> _TASK MATERIAL_
[start]
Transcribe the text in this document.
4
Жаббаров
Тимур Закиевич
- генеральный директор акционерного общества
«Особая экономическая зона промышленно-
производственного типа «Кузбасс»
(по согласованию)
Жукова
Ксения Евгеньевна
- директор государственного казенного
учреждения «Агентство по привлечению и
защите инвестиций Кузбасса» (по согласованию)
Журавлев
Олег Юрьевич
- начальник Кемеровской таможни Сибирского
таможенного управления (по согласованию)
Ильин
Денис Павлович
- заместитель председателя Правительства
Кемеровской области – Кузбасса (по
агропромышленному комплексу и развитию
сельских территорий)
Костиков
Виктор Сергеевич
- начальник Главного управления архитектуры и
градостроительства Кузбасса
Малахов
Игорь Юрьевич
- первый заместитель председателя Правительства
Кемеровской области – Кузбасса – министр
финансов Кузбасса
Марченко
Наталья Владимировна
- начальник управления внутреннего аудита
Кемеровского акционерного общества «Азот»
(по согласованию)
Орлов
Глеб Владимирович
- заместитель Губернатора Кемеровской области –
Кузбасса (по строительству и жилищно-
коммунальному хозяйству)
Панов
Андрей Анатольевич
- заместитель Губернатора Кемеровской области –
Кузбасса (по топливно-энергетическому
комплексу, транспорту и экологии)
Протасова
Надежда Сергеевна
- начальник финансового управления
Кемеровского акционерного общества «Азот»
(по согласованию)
[end]
> _REQUEST_
Print the records above in full, exactly.

> _WRITTEN RESPONSE_
Transcribe the text in this document.
4
Жаббаров
Тимур Закиевич
- генеральный директор акционерного общества
«Особая экономическая зона промышленно-
производственного типа «Кузбасс»
(по согласованию)
Жукова
Ксения Евгеньевна
- директор государственного казенного
учреждения «Агентство по привлечению и
защите инвестиций Кузбасса» (по согласованию)
Журавлев
Олег Юрьевич
- начальник Кемеровской таможни Сибирского
таможенного управления (по согласованию)
Ильин
Денис Павлович
- заместитель председателя Правительства
Кемеровской области – Кузбасса (по
агропромышленному комплексу и развитию
сельских территорий)
Костиков
Виктор Сергеевич
- начальник Главного управления архитектуры и
градостроительства Кузбасса
Малахов
Игорь Юрьевич
- первый заместитель председателя Правительства
Кемеровской области – Кузбасса – министр
финансов Кузбасса
Марченко
Наталья Владимировна
- начальник управления внутреннего аудита
Кемеровского акционерного общества «Азот»
(по согласованию)
Орлов
Глеб Владимирович
- заместитель Губернатора Кемеровской области –
Кузбасса (по строительству и жилищно-
коммунальному хозяйству)
Панов
Андрей Анатольевич
- заместитель Губернатора Кемеровской области –
Кузбасса (по топливно-энергетическому
комплексу, транспорту и экологии)
Протасова
Надежда Сергеевна
- начальник финансового управления
Кемеровского акционерного общества «Азот»
(по согласованию)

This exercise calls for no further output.